- DIRECTIONS -
Answer these questions from the passage on Revelation below:
(a) For what reason was John exiled to an island?
(b) Which three kinds of music does Brian Blount use in thinking about Revelation?
(c) Which song does the writer name as one of their favorites to play in the car?

- TEXT SHOWN -
Think of Revelation as a prison letter—because that's essentially what it is. The author, a person named John who we don't know much about, has been exiled to an island for preaching about Jesus. This is bold insight that can only come from someone who doesn't have much left to lose.
But here's what's crucial to understand: this letter was written to marginalized Christians living under Roman rule. The seven churches in the province of Asia (modern-day Turkey) weren't experiencing widespread persecution, but they faced sporadic harassment and the constant threat of losing economic and social standing if they didn't show proper deference to the empire.
Revelation as Uncensored Art
New Testament scholar Brian Blount thinks of Revelation in terms of music—specifically Black spirituals, blues, and rap. He quotes Michael Eric Dyson's insight about how "the blues functioned for another generation of blacks similarly to the way rap functions for young blacks today: as a source of racial identity, permitting forms of boasting and machismo for devalued black men suffering from social emasculation, allowing commentary on social and personal conditions in uncensored language, and fostering the ability to transform hurt and anguish."
Revelation is doing something similar. Like rap, it's an uncensored way of validating the value and perspective of those on the margins while critiquing the system. It provides a vivid way to transform pain and the experience of exclusion.
When I was thinking about this connection, I tried to recall rap songs that encapsulated this idea, but then I remembered: my mother didn't really let us listen to much secular music. What came to mind instead was how sometimes, on my day off, I'll put on my alter ego, get in the car, and play music at a somewhat inappropriate volume. When my wife gets in the car after me, she's shocked. One of my favorite songs to play is Beyoncé's "Flawless"—a song about female empowerment and self-worth that has this joyous swagger while demanding that people bow down to her.
"Revelation is doing something like that, creating a sensory experience that invites participation, that provides vivid images and commentary for both psychological effect and critical awareness."

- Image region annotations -

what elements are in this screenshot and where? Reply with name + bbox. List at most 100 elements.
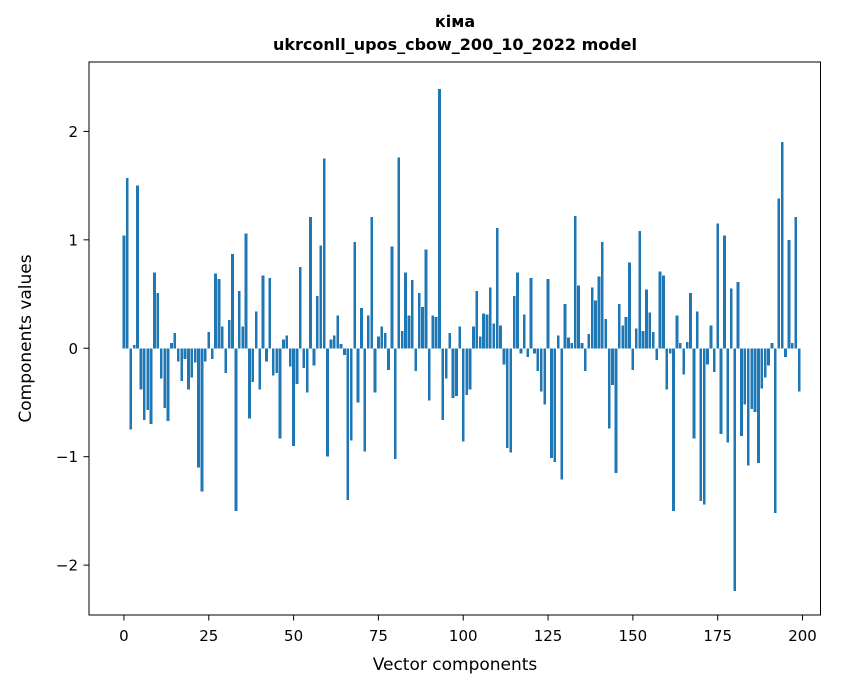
bar-32: [231, 253, 234, 349]
bar-96: [448, 333, 452, 349]
bar-123: [539, 348, 543, 392]
bar-61: [329, 339, 333, 349]
bar-64: [339, 343, 343, 349]
bar-104: [475, 290, 479, 349]
bar-117: [519, 348, 523, 354]
bar-119: [526, 348, 530, 357]
bar-62: [332, 335, 336, 349]
bar-190: [767, 348, 770, 366]
bar-39: [254, 311, 258, 349]
bar-47: [282, 339, 285, 349]
bar-173: [709, 325, 713, 349]
bar-105: [478, 336, 482, 349]
bar-113: [505, 348, 509, 449]
bar-140: [597, 276, 601, 349]
bar-139: [594, 300, 597, 349]
bar-18: [183, 348, 187, 360]
bar-19: [187, 348, 190, 390]
bar-174: [712, 348, 716, 373]
y-tick-label-2: 2: [68, 123, 78, 141]
chart-title-model: ukrconll_upos_cbow_200_10_2022 model: [273, 35, 637, 54]
y-axis-label: Components values: [16, 254, 36, 422]
x-tick-label-25: 25: [199, 627, 218, 645]
bar-146: [617, 303, 621, 349]
bar-141: [600, 242, 604, 349]
bar-165: [682, 348, 686, 375]
bar-71: [363, 348, 367, 452]
bar-58: [319, 245, 323, 349]
bar-20: [190, 348, 194, 378]
bar-30: [224, 348, 228, 374]
bar-95: [444, 348, 448, 379]
bar-194: [780, 142, 784, 349]
bar-135: [580, 342, 584, 349]
bar-75: [377, 336, 380, 349]
bar-167: [689, 292, 692, 349]
bar-127: [553, 348, 557, 463]
x-axis-label: Vector components: [373, 655, 538, 675]
bar-59: [322, 158, 326, 349]
bar-72: [366, 315, 370, 349]
y-tick-label-−2: −2: [56, 557, 78, 575]
x-tick-label-100: 100: [449, 627, 478, 645]
bar-125: [546, 278, 550, 349]
bar-136: [584, 348, 587, 372]
plot-area-spines: [88, 61, 821, 616]
bar-189: [763, 348, 767, 378]
bar-11: [159, 348, 163, 379]
bar-37: [248, 348, 251, 419]
bar-103: [472, 326, 475, 349]
bar-124: [543, 348, 547, 405]
bar-166: [685, 341, 689, 349]
x-tick-label-150: 150: [619, 627, 648, 645]
bar-184: [746, 348, 750, 466]
bar-14: [170, 342, 173, 349]
bar-94: [441, 348, 445, 420]
bar-108: [489, 287, 492, 349]
bar-70: [360, 308, 363, 349]
bar-195: [784, 348, 787, 357]
bar-12: [163, 348, 167, 408]
bar-107: [485, 314, 489, 349]
x-tick-label-0: 0: [119, 627, 129, 645]
bar-48: [285, 335, 289, 349]
bar-33: [234, 348, 238, 511]
bar-83: [404, 272, 407, 349]
bar-7: [146, 348, 150, 411]
bar-21: [193, 348, 197, 363]
bar-149: [628, 262, 631, 349]
bar-115: [512, 296, 516, 349]
bar-170: [699, 348, 703, 502]
bar-109: [492, 323, 496, 349]
bar-106: [482, 313, 485, 349]
bar-53: [302, 348, 306, 368]
bar-187: [757, 348, 760, 464]
bar-54: [305, 348, 309, 393]
bar-43: [268, 277, 272, 349]
bar-13: [166, 348, 170, 421]
bar-25: [207, 331, 211, 349]
bar-157: [655, 348, 658, 361]
bar-185: [750, 348, 753, 409]
bars: [122, 89, 801, 592]
bar-145: [614, 348, 618, 473]
bar-116: [516, 272, 519, 349]
bar-114: [509, 348, 513, 453]
bar-69: [356, 348, 360, 403]
bar-44: [271, 348, 275, 376]
bar-1: [125, 178, 129, 349]
bar-137: [587, 334, 591, 349]
bar-80: [394, 348, 397, 459]
bar-42: [265, 348, 268, 362]
bar-142: [604, 318, 608, 349]
bar-134: [577, 285, 580, 349]
y-axis-ticks: 2 1 0 −1 −2: [56, 123, 89, 575]
bar-45: [275, 348, 278, 374]
bar-50: [292, 348, 295, 446]
bar-129: [560, 348, 563, 480]
bar-17: [180, 348, 183, 381]
bar-55: [309, 217, 312, 349]
bar-9: [153, 272, 156, 349]
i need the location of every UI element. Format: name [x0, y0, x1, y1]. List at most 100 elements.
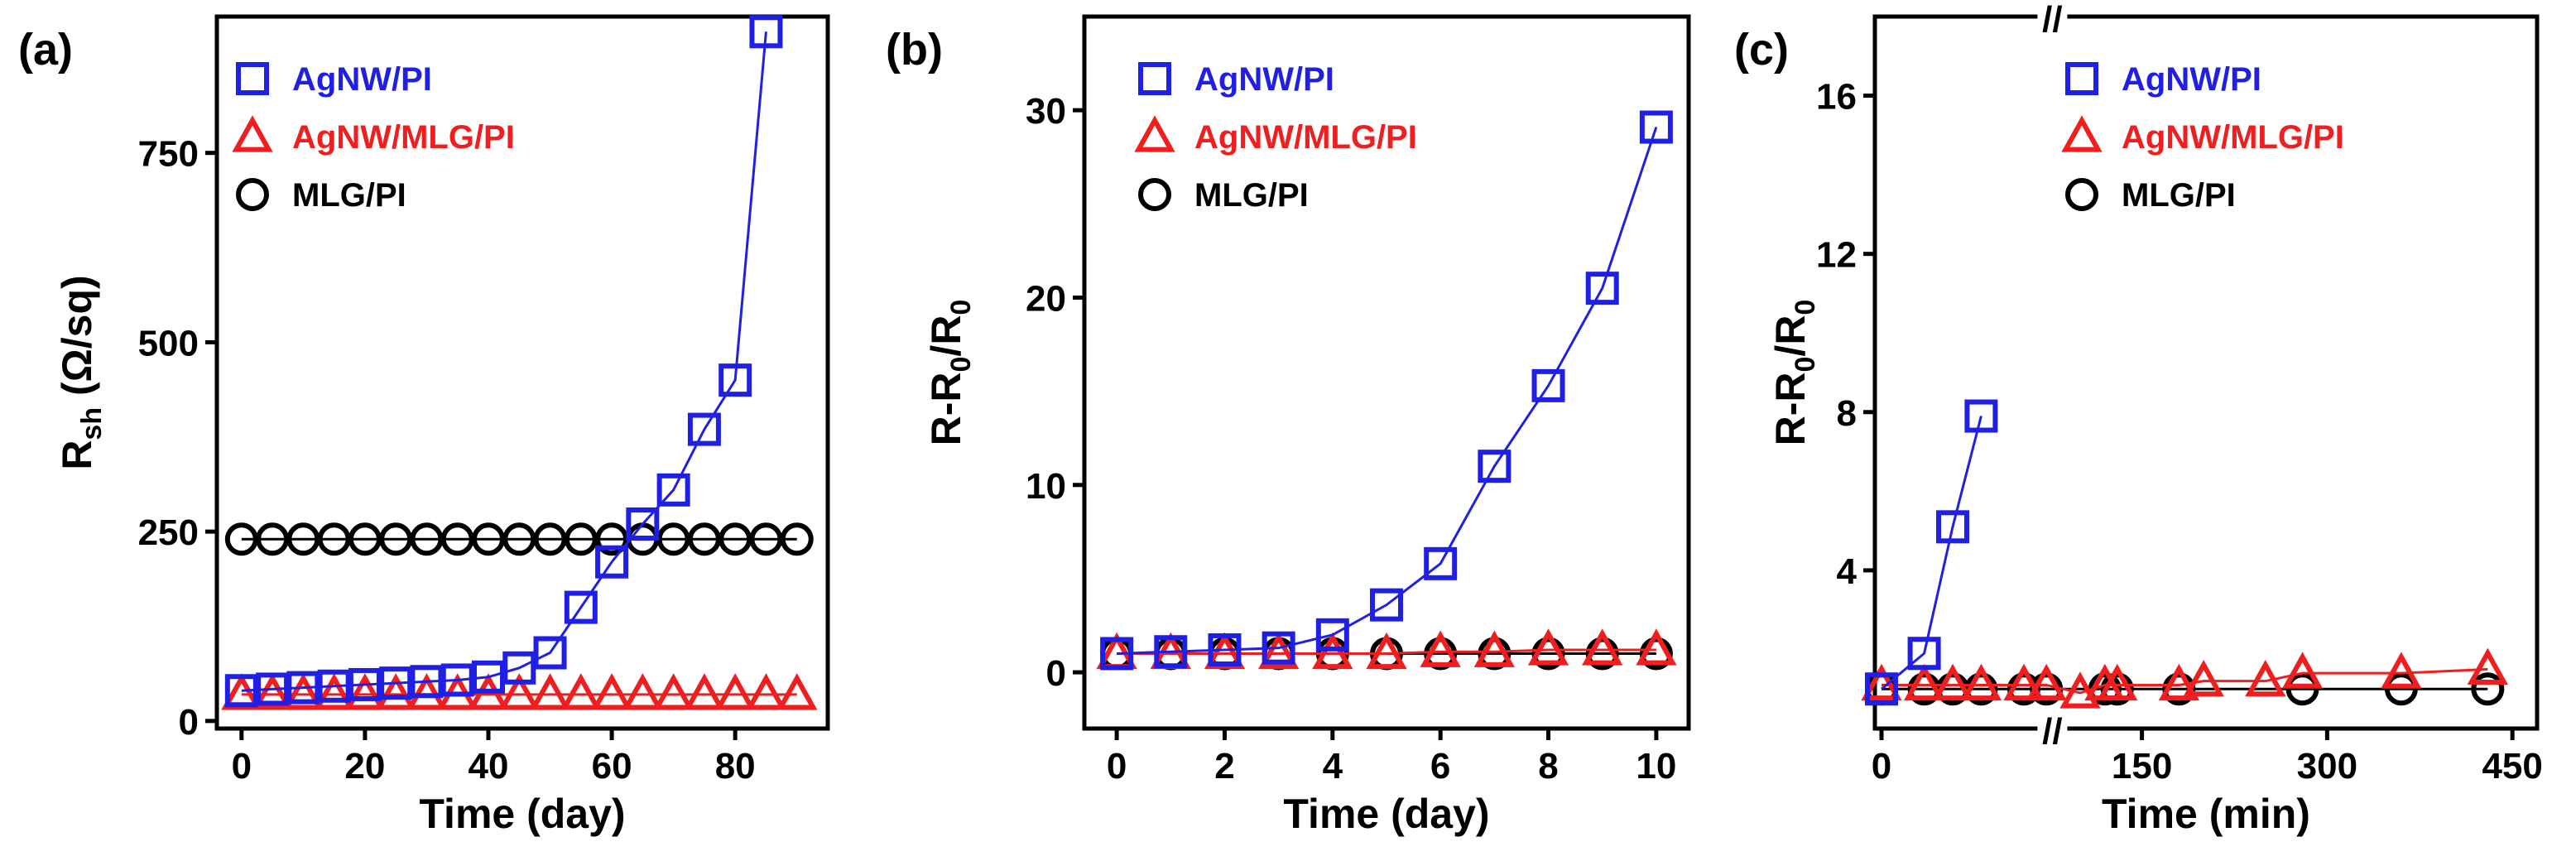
panel-a-series-agnw-mlg-pi-point — [375, 673, 416, 710]
panel-a-series-agnw-pi-point — [564, 590, 598, 624]
panel-b-legend-label-agnw-mlg-pi: AgNW/MLG/PI — [1194, 119, 1417, 156]
panel-c-series-agnw-mlg-pi-point — [2467, 647, 2508, 685]
panel-b: 0 2 4 6 8 10 0 10 20 30 Time (day) R-R0/R0 (b) AgNW/P… — [886, 14, 1691, 837]
panel-a-series-mlg-pi-point — [595, 522, 629, 556]
panel-b-xtick-label: 10 — [1636, 746, 1676, 786]
panel-b-series-agnw-mlg-pi-point — [1582, 628, 1623, 666]
panel-c-series-agnw-mlg-pi-point — [1932, 663, 1973, 701]
panel-c-series-agnw-pi-point — [1936, 510, 1969, 544]
panel-a-series-mlg-pi-point — [379, 522, 413, 556]
panel-b-series-agnw-mlg-pi-point — [1257, 632, 1300, 670]
panel-a-series-agnw-mlg-pi-point — [776, 673, 818, 710]
panel-a-ytick-label: 250 — [138, 512, 199, 553]
panel-a-series-agnw-mlg-pi-point — [498, 673, 540, 710]
panel-b-series-agnw-pi-point — [1370, 588, 1403, 622]
panel-c-legend-label-agnw-mlg-pi: AgNW/MLG/PI — [2122, 119, 2344, 156]
panel-c-xtick-label: 150 — [2112, 746, 2172, 786]
panel-b-series-agnw-pi-point — [1478, 450, 1511, 483]
panel-a-legend-marker-agnw-mlg-pi — [232, 115, 273, 152]
panel-a-series-agnw-pi-point — [472, 660, 505, 694]
panel-b-ytick-label: 30 — [1026, 91, 1066, 132]
panel-a-series-agnw-mlg-pi-point — [344, 673, 386, 710]
panel-c-y-axis-label: R-R0/R0 — [1767, 300, 1821, 446]
panel-a-series-agnw-mlg-pi-point — [406, 673, 448, 710]
panel-b-x-axis-label: Time (day) — [1283, 791, 1489, 837]
panel-b-legend: AgNW/PI AgNW/MLG/PI MLG/PI — [1134, 61, 1417, 214]
panel-a-series-agnw-pi — [224, 15, 783, 708]
panel-c-label: (c) — [1734, 25, 1789, 75]
panel-a-legend-marker-agnw-pi — [236, 62, 269, 95]
panel-a-series-mlg-pi-point — [256, 522, 290, 556]
panel-c-legend-marker-agnw-pi — [2065, 62, 2098, 95]
panel-a-series-agnw-mlg-pi-point — [714, 673, 756, 710]
panel-b-series-agnw-mlg-pi-point — [1473, 630, 1516, 667]
panel-b-legend-marker-mlg-pi — [1138, 178, 1171, 211]
panel-a-series-agnw-mlg-pi-point — [252, 673, 293, 710]
panel-c-series-agnw-mlg-pi-point — [2059, 671, 2101, 709]
panel-a-series-agnw-mlg-pi-point — [745, 673, 787, 710]
panel-c-series-agnw-pi-point — [1964, 399, 1998, 433]
panel-b-ytick-label: 10 — [1026, 466, 1066, 507]
panel-c-series-agnw-pi-line — [1881, 416, 1982, 690]
panel-a-series-agnw-mlg-pi-point — [221, 673, 262, 710]
panel-c-legend-label-agnw-pi: AgNW/PI — [2122, 61, 2261, 98]
panel-a-xtick-label: 80 — [715, 746, 756, 786]
panel-c-top-axis-break-gap — [2037, 7, 2068, 26]
panel-b-ytick-label: 20 — [1026, 278, 1066, 319]
panel-b-series-agnw-pi-point — [1262, 631, 1295, 665]
panel-a-series-mlg-pi-point — [656, 522, 690, 556]
panel-a-series-mlg-pi-point — [780, 522, 814, 556]
panel-c-series-agnw-mlg-pi-point — [2381, 652, 2422, 689]
panel-a-series-mlg-pi-point — [224, 522, 258, 556]
panel-b-series-mlg-pi-point — [1585, 637, 1619, 671]
panel-b-series-agnw-pi-point — [1315, 618, 1349, 652]
panel-b-legend-label-mlg-pi: MLG/PI — [1194, 177, 1309, 214]
panel-a-series-agnw-mlg-pi-point — [282, 673, 324, 710]
panel-c-xtick-label: 450 — [2482, 746, 2542, 786]
panel-c-series-agnw-mlg-pi-point — [2281, 652, 2324, 689]
panel-a-legend-marker-mlg-pi — [236, 178, 269, 211]
panel-b-series-agnw-mlg-pi-line — [1117, 648, 1656, 655]
panel-a-series-mlg-pi-point — [317, 522, 351, 556]
panel-c-series-agnw-mlg-pi-point — [2026, 663, 2067, 701]
panel-c-series-agnw-mlg-pi-point — [1903, 663, 1945, 701]
panel-b-series-agnw-mlg-pi-point — [1527, 628, 1569, 666]
panel-a: 0 20 40 60 80 0 250 500 750 Time (day) Rsh (Ω/sq) (… — [18, 14, 830, 837]
panel-c-series-agnw-mlg-pi-point — [1960, 663, 2002, 701]
panel-a-series-agnw-mlg-pi-point — [652, 673, 694, 710]
panel-a-series-agnw-pi-point — [687, 412, 721, 446]
panel-a-series-agnw-pi-point — [256, 672, 290, 706]
panel-c-ytick-label: 4 — [1837, 551, 1858, 592]
panel-b-legend-label-agnw-pi: AgNW/PI — [1194, 61, 1334, 98]
panel-a-series-agnw-pi-point — [379, 666, 413, 700]
panel-b-series-agnw-pi-point — [1424, 546, 1458, 580]
panel-a-xtick-label: 20 — [344, 746, 385, 786]
panel-a-series-agnw-pi-point — [348, 667, 382, 701]
panel-a-series-agnw-mlg-pi-point — [313, 673, 355, 710]
panel-c-series-mlg-pi-point — [2100, 672, 2134, 706]
panel-a-series-agnw-mlg-pi-point — [591, 673, 632, 710]
panel-c-ytick-label: 8 — [1837, 393, 1857, 434]
panel-c-xtick-label: 0 — [1872, 746, 1891, 786]
panel-c-series-agnw-pi — [1865, 399, 1998, 706]
panel-a-series-agnw-pi-point — [317, 669, 351, 703]
panel-a-series-mlg-pi-point — [440, 522, 474, 556]
panel-a-series-agnw-pi-point — [626, 507, 660, 541]
panel-a-legend: AgNW/PI AgNW/MLG/PI MLG/PI — [232, 61, 515, 214]
panel-c-legend-marker-agnw-mlg-pi — [2061, 115, 2103, 152]
panel-a-series-mlg-pi-point — [502, 522, 536, 556]
panel-c-xtick-label: 300 — [2297, 746, 2357, 786]
panel-b-series-agnw-mlg-pi-point — [1366, 632, 1407, 670]
panel-a-ytick-label: 500 — [138, 323, 199, 363]
panel-c-x-axis-label: Time (min) — [2102, 791, 2310, 837]
panel-b-xtick-label: 0 — [1107, 746, 1127, 786]
panel-c-top-axis-break: // — [2042, 0, 2062, 40]
panel-a-ytick-label: 750 — [138, 134, 199, 175]
panel-b-series-agnw-pi-point — [1531, 368, 1565, 402]
panel-b-legend-marker-agnw-pi — [1138, 62, 1171, 95]
panel-b-xtick-label: 2 — [1214, 746, 1234, 786]
panel-a-series-agnw-pi-point — [595, 545, 629, 579]
panel-b-y-axis-label: R-R0/R0 — [923, 300, 977, 446]
panel-a-ytick-label: 0 — [179, 702, 199, 743]
panel-a-series-agnw-pi-point — [410, 665, 444, 699]
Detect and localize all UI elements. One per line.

- SOLUTION TO THE EXERCISE -
(a) For preaching about Jesus.
(b) Black spirituals, blues, and rap.
(c) Beyoncé's "Flawless."